DIRECTIONS:
Copy every line of the records below that holds the word "page".

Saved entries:
★ ★ ★ ★ ★ ★ ★

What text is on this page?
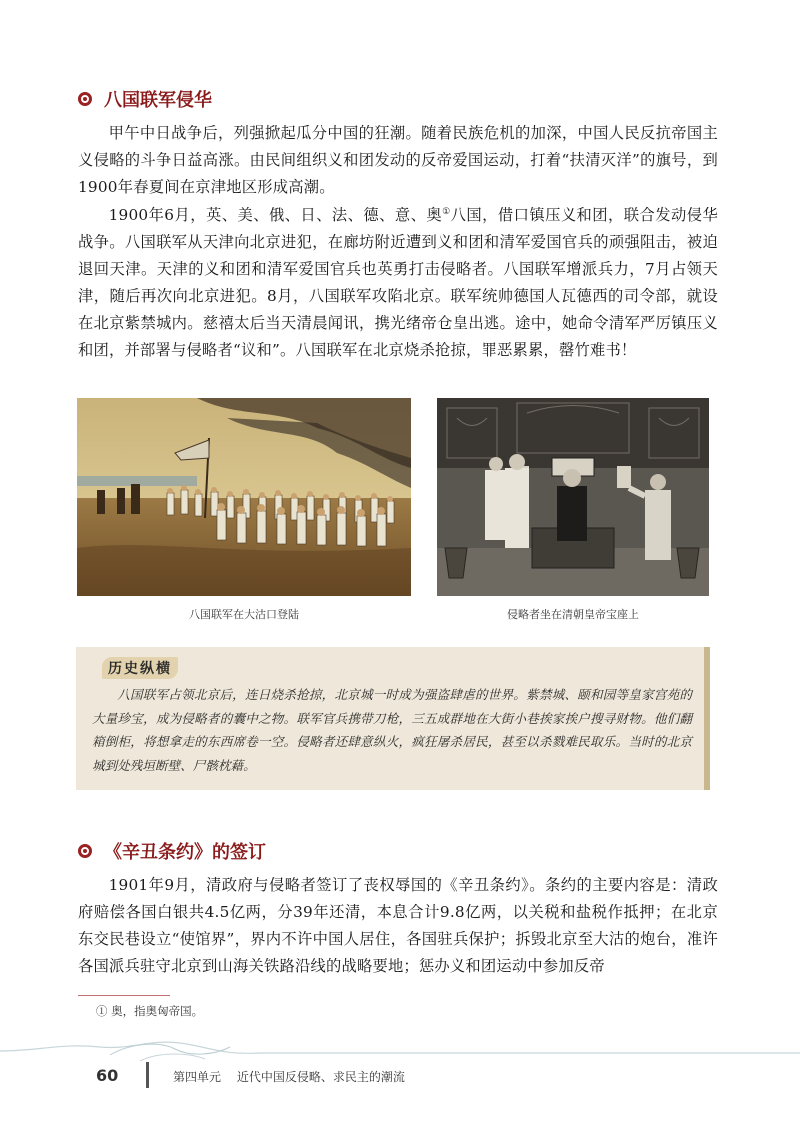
八国联军侵华

甲午中日战争后，列强掀起瓜分中国的狂潮。随着民族危机的加深，中国人民反抗帝国主义侵略的斗争日益高涨。由民间组织义和团发动的反帝爱国运动，打着“扶清灭洋”的旗号，到1900年春夏间在京津地区形成高潮。

1900年6月，英、美、俄、日、法、德、意、奥①八国，借口镇压义和团，联合发动侵华战争。八国联军从天津向北京进犯，在廊坊附近遭到义和团和清军爱国官兵的顽强阻击，被迫退回天津。天津的义和团和清军爱国官兵也英勇打击侵略者。八国联军增派兵力，7月占领天津，随后再次向北京进犯。8月，八国联军攻陷北京。联军统帅德国人瓦德西的司令部，就设在北京紫禁城内。慈禧太后当天清晨闻讯，携光绪帝仓皇出逃。途中，她命令清军严厉镇压义和团，并部署与侵略者“议和”。八国联军在北京烧杀抢掠，罪恶累累，罄竹难书！

八国联军在大沽口登陆	侵略者坐在清朝皇帝宝座上
历史纵横

八国联军占领北京后，连日烧杀抢掠，北京城一时成为强盗肆虐的世界。紫禁城、颐和园等皇家宫苑的大量珍宝，成为侵略者的囊中之物。联军官兵携带刀枪，三五成群地在大街小巷挨家挨户搜寻财物。他们翻箱倒柜，将想拿走的东西席卷一空。侵略者还肆意纵火，疯狂屠杀居民，甚至以杀戮难民取乐。当时的北京城到处残垣断壁、尸骸枕藉。

《辛丑条约》的签订

1901年9月，清政府与侵略者签订了丧权辱国的《辛丑条约》。条约的主要内容是：清政府赔偿各国白银共4.5亿两，分39年还清，本息合计9.8亿两，以关税和盐税作抵押；在北京东交民巷设立“使馆界”，界内不许中国人居住，各国驻兵保护；拆毁北京至大沽的炮台，准许各国派兵驻守北京到山海关铁路沿线的战略要地；惩办义和团运动中参加反帝

① 奥，指奥匈帝国。
60	第四单元 近代中国反侵略、求民主的潮流
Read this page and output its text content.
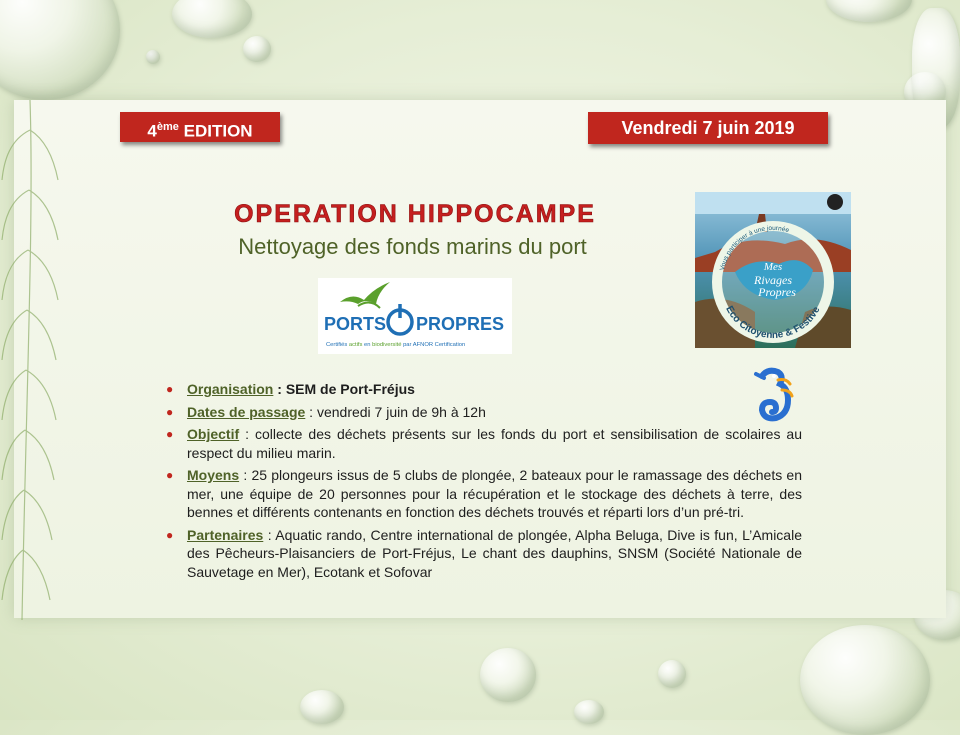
4ème EDITION	Vendredi 7 juin 2019
OPERATION HIPPOCAMPE
Nettoyage des fonds marins du port
PORTS PROPRES
Certifiés actifs en biodiversité par AFNOR Certification
Vous participer à une journée
Mes
Rivages
Propres
Eco Citoyenne & Festive
● Organisation : SEM de Port-Fréjus
● Dates de passage : vendredi 7 juin de 9h à 12h
● Objectif : collecte des déchets présents sur les fonds du port et sensibilisation de scolaires au respect du milieu marin.
● Moyens : 25 plongeurs issus de 5 clubs de plongée, 2 bateaux pour le ramassage des déchets en mer, une équipe de 20 personnes pour la récupération et le stockage des déchets à terre, des bennes et différents contenants en fonction des déchets trouvés et réparti lors d’un pré-tri.
● Partenaires : Aquatic rando, Centre international de plongée, Alpha Beluga, Dive is fun, L’Amicale des Pêcheurs-Plaisanciers de Port-Fréjus, Le chant des dauphins, SNSM (Société Nationale de Sauvetage en Mer), Ecotank et Sofovar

★ ★ ★ ★ ★ ★ ★

EXERCISE OUTPUT:
What text is on this page?
Read this page and output its text content.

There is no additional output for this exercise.